Dataset entries:
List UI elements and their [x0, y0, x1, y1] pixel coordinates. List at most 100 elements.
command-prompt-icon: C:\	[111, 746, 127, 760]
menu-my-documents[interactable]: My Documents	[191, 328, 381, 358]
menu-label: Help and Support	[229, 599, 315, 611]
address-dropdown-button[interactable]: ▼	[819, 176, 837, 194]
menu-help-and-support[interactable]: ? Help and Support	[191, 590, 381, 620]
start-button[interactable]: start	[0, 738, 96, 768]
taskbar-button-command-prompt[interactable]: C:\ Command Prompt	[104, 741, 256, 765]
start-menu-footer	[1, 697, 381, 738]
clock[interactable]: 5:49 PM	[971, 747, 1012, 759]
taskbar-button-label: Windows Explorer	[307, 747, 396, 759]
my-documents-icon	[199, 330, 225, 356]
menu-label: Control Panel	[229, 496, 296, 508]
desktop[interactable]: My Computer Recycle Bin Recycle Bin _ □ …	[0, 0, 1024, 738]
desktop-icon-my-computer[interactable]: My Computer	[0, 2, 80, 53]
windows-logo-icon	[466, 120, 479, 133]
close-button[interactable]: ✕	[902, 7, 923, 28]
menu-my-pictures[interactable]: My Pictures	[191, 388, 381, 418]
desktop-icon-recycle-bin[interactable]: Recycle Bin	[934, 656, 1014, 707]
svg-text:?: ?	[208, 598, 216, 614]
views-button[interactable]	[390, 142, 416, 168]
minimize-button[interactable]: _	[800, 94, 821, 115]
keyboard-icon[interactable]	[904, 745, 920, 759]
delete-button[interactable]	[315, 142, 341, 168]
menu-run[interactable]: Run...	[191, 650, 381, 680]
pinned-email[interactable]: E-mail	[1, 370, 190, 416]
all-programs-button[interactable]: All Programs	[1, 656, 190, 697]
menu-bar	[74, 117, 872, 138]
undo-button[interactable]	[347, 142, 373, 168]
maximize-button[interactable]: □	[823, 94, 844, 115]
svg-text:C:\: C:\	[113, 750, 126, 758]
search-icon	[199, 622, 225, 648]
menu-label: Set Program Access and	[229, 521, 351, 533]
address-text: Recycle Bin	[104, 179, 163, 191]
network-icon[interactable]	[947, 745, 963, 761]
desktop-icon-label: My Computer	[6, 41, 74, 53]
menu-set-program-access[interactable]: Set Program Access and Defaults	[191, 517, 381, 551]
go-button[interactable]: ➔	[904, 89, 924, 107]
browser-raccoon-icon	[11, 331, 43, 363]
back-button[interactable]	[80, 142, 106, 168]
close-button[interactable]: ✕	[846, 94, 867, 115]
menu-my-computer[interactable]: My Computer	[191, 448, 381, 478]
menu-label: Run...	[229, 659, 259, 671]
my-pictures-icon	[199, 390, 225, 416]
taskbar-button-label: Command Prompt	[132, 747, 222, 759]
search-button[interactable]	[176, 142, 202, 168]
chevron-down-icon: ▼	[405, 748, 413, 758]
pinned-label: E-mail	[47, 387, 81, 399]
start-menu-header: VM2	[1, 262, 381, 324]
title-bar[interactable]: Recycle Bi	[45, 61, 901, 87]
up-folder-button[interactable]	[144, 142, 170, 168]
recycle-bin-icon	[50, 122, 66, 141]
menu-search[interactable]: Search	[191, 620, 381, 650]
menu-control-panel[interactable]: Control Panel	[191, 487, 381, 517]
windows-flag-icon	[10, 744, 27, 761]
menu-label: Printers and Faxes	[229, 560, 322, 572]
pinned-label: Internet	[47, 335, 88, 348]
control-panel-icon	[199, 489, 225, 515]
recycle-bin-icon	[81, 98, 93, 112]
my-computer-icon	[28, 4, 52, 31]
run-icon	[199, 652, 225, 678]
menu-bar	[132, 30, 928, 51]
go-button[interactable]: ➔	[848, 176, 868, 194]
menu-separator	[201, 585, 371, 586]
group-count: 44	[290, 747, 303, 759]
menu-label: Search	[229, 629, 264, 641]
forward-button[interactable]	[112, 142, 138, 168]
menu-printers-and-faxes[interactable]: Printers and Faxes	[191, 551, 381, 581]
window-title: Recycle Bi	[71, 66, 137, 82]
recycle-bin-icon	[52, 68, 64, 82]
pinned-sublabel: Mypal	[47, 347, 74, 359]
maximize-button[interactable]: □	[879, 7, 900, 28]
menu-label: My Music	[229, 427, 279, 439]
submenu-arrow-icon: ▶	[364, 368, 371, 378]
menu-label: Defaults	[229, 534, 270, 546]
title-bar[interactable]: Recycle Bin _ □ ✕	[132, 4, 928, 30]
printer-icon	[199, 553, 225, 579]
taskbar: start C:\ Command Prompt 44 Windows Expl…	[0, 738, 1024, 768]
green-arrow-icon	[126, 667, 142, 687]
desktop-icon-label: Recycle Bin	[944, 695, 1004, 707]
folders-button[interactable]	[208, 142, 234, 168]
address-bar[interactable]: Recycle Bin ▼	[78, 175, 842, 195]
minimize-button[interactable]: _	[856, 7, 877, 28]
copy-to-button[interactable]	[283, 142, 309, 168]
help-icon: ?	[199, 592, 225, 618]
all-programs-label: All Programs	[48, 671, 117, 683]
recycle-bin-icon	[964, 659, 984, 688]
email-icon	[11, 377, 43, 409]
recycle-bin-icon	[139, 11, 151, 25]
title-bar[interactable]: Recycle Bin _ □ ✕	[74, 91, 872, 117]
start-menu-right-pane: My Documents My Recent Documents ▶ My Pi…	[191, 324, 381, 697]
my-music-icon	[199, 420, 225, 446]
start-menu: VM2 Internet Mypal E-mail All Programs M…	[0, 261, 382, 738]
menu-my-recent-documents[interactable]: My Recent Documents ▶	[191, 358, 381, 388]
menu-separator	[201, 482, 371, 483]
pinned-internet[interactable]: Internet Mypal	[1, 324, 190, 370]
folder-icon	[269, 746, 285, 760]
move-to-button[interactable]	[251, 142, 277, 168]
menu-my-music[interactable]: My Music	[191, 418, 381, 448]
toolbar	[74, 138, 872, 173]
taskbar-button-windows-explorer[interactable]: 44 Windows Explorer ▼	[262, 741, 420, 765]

◆ Do this
Give every line of the records above as a Markdown table with the columns "Row" and "Line", numbering each line in order and leaving out any blank lines.

◆ In response
| Row | Line |
|---|---|
| 1 | List UI elements and their [x0, y0, x1, y1] pixel coordinates. List at most 100 elements. |
| 2 | command-prompt-icon: C:\	[111, 746, 127, 760] |
| 3 | menu-my-documents[interactable]: My Documents	[191, 328, 381, 358] |
| 4 | menu-label: Help and Support	[229, 599, 315, 611] |
| 5 | address-dropdown-button[interactable]: ▼	[819, 176, 837, 194] |
| 6 | menu-help-and-support[interactable]: ? Help and Support	[191, 590, 381, 620] |
| 7 | start-button[interactable]: start	[0, 738, 96, 768] |
| 8 | taskbar-button-command-prompt[interactable]: C:\ Command Prompt	[104, 741, 256, 765] |
| 9 | start-menu-footer	[1, 697, 381, 738] |
| 10 | clock[interactable]: 5:49 PM	[971, 747, 1012, 759] |
| 11 | taskbar-button-label: Windows Explorer	[307, 747, 396, 759] |
| 12 | my-documents-icon	[199, 330, 225, 356] |
| 13 | menu-label: Control Panel	[229, 496, 296, 508] |
| 14 | desktop[interactable]: My Computer Recycle Bin Recycle Bin _ □ …	[0, 0, 1024, 738] |
| 15 | desktop-icon-my-computer[interactable]: My Computer	[0, 2, 80, 53] |
| 16 | windows-logo-icon	[466, 120, 479, 133] |
| 17 | close-button[interactable]: ✕	[902, 7, 923, 28] |
| 18 | menu-my-pictures[interactable]: My Pictures	[191, 388, 381, 418] |
| 19 | desktop-icon-recycle-bin[interactable]: Recycle Bin	[934, 656, 1014, 707] |
| 20 | svg-text:?: ?	[208, 598, 216, 614] |
| 21 | views-button[interactable]	[390, 142, 416, 168] |
| 22 | minimize-button[interactable]: _	[800, 94, 821, 115] |
| 23 | keyboard-icon[interactable]	[904, 745, 920, 759] |
| 24 | delete-button[interactable]	[315, 142, 341, 168] |
| 25 | menu-run[interactable]: Run...	[191, 650, 381, 680] |
| 26 | pinned-email[interactable]: E-mail	[1, 370, 190, 416] |
| 27 | all-programs-button[interactable]: All Programs	[1, 656, 190, 697] |
| 28 | menu-bar	[74, 117, 872, 138] |
| 29 | undo-button[interactable]	[347, 142, 373, 168] |
| 30 | maximize-button[interactable]: □	[823, 94, 844, 115] |
| 31 | svg-text:C:\: C:\	[113, 750, 126, 758] |
| 32 | search-icon	[199, 622, 225, 648] |
| 33 | menu-label: Set Program Access and	[229, 521, 351, 533] |
| 34 | address-text: Recycle Bin	[104, 179, 163, 191] |
| 35 | network-icon[interactable]	[947, 745, 963, 761] |
| 36 | desktop-icon-label: My Computer	[6, 41, 74, 53] |
| 37 | menu-set-program-access[interactable]: Set Program Access and Defaults	[191, 517, 381, 551] |
| 38 | go-button[interactable]: ➔	[904, 89, 924, 107] |
| 39 | browser-raccoon-icon	[11, 331, 43, 363] |
| 40 | back-button[interactable]	[80, 142, 106, 168] |
| 41 | close-button[interactable]: ✕	[846, 94, 867, 115] |
| 42 | menu-my-computer[interactable]: My Computer	[191, 448, 381, 478] |
| 43 | menu-label: Run...	[229, 659, 259, 671] |
| 44 | my-pictures-icon	[199, 390, 225, 416] |
| 45 | taskbar-button-label: Command Prompt	[132, 747, 222, 759] |
| 46 | search-button[interactable]	[176, 142, 202, 168] |
| 47 | chevron-down-icon: ▼	[405, 748, 413, 758] |
| 48 | pinned-label: E-mail	[47, 387, 81, 399] |
| 49 | start-menu-header: VM2	[1, 262, 381, 324] |
| 50 | title-bar[interactable]: Recycle Bi	[45, 61, 901, 87] |
| 51 | up-folder-button[interactable]	[144, 142, 170, 168] |
| 52 | recycle-bin-icon	[50, 122, 66, 141] |
| 53 | menu-search[interactable]: Search	[191, 620, 381, 650] |
| 54 | menu-control-panel[interactable]: Control Panel	[191, 487, 381, 517] |
| 55 | windows-flag-icon	[10, 744, 27, 761] |
| 56 | menu-label: Printers and Faxes	[229, 560, 322, 572] |
| 57 | pinned-label: Internet	[47, 335, 88, 348] |
| 58 | control-panel-icon	[199, 489, 225, 515] |
| 59 | recycle-bin-icon	[81, 98, 93, 112] |
| 60 | my-computer-icon	[28, 4, 52, 31] |
| 61 | run-icon	[199, 652, 225, 678] |
| 62 | menu-bar	[132, 30, 928, 51] |
| 63 | go-button[interactable]: ➔	[848, 176, 868, 194] |
| 64 | menu-separator	[201, 585, 371, 586] |
| 65 | group-count: 44	[290, 747, 303, 759] |
| 66 | menu-label: Search	[229, 629, 264, 641] |
| 67 | forward-button[interactable]	[112, 142, 138, 168] |
| 68 | menu-printers-and-faxes[interactable]: Printers and Faxes	[191, 551, 381, 581] |
| 69 | window-title: Recycle Bi	[71, 66, 137, 82] |
| 70 | recycle-bin-icon	[52, 68, 64, 82] |
| 71 | pinned-sublabel: Mypal	[47, 347, 74, 359] |
| 72 | maximize-button[interactable]: □	[879, 7, 900, 28] |
| 73 | menu-label: My Music	[229, 427, 279, 439] |
| 74 | submenu-arrow-icon: ▶	[364, 368, 371, 378] |
| 75 | menu-label: Defaults	[229, 534, 270, 546] |
| 76 | title-bar[interactable]: Recycle Bin _ □ ✕	[132, 4, 928, 30] |
| 77 | printer-icon	[199, 553, 225, 579] |
| 78 | taskbar: start C:\ Command Prompt 44 Windows Expl…	[0, 738, 1024, 768] |
| 79 | green-arrow-icon	[126, 667, 142, 687] |
| 80 | desktop-icon-label: Recycle Bin	[944, 695, 1004, 707] |
| 81 | folders-button[interactable]	[208, 142, 234, 168] |
| 82 | address-bar[interactable]: Recycle Bin ▼	[78, 175, 842, 195] |
| 83 | minimize-button[interactable]: _	[856, 7, 877, 28] |
| 84 | copy-to-button[interactable]	[283, 142, 309, 168] |
| 85 | help-icon: ?	[199, 592, 225, 618] |
| 86 | all-programs-label: All Programs	[48, 671, 117, 683] |
| 87 | recycle-bin-icon	[964, 659, 984, 688] |
| 88 | email-icon	[11, 377, 43, 409] |
| 89 | recycle-bin-icon	[139, 11, 151, 25] |
| 90 | title-bar[interactable]: Recycle Bin _ □ ✕	[74, 91, 872, 117] |
| 91 | start-menu-right-pane: My Documents My Recent Documents ▶ My Pi…	[191, 324, 381, 697] |
| 92 | my-music-icon	[199, 420, 225, 446] |
| 93 | start-menu: VM2 Internet Mypal E-mail All Programs M…	[0, 261, 382, 738] |
| 94 | menu-my-recent-documents[interactable]: My Recent Documents ▶	[191, 358, 381, 388] |
| 95 | menu-separator	[201, 482, 371, 483] |
| 96 | pinned-internet[interactable]: Internet Mypal	[1, 324, 190, 370] |
| 97 | folder-icon	[269, 746, 285, 760] |
| 98 | move-to-button[interactable]	[251, 142, 277, 168] |
| 99 | menu-my-music[interactable]: My Music	[191, 418, 381, 448] |
| 100 | toolbar	[74, 138, 872, 173] |
| 101 | taskbar-button-windows-explorer[interactable]: 44 Windows Explorer ▼	[262, 741, 420, 765] |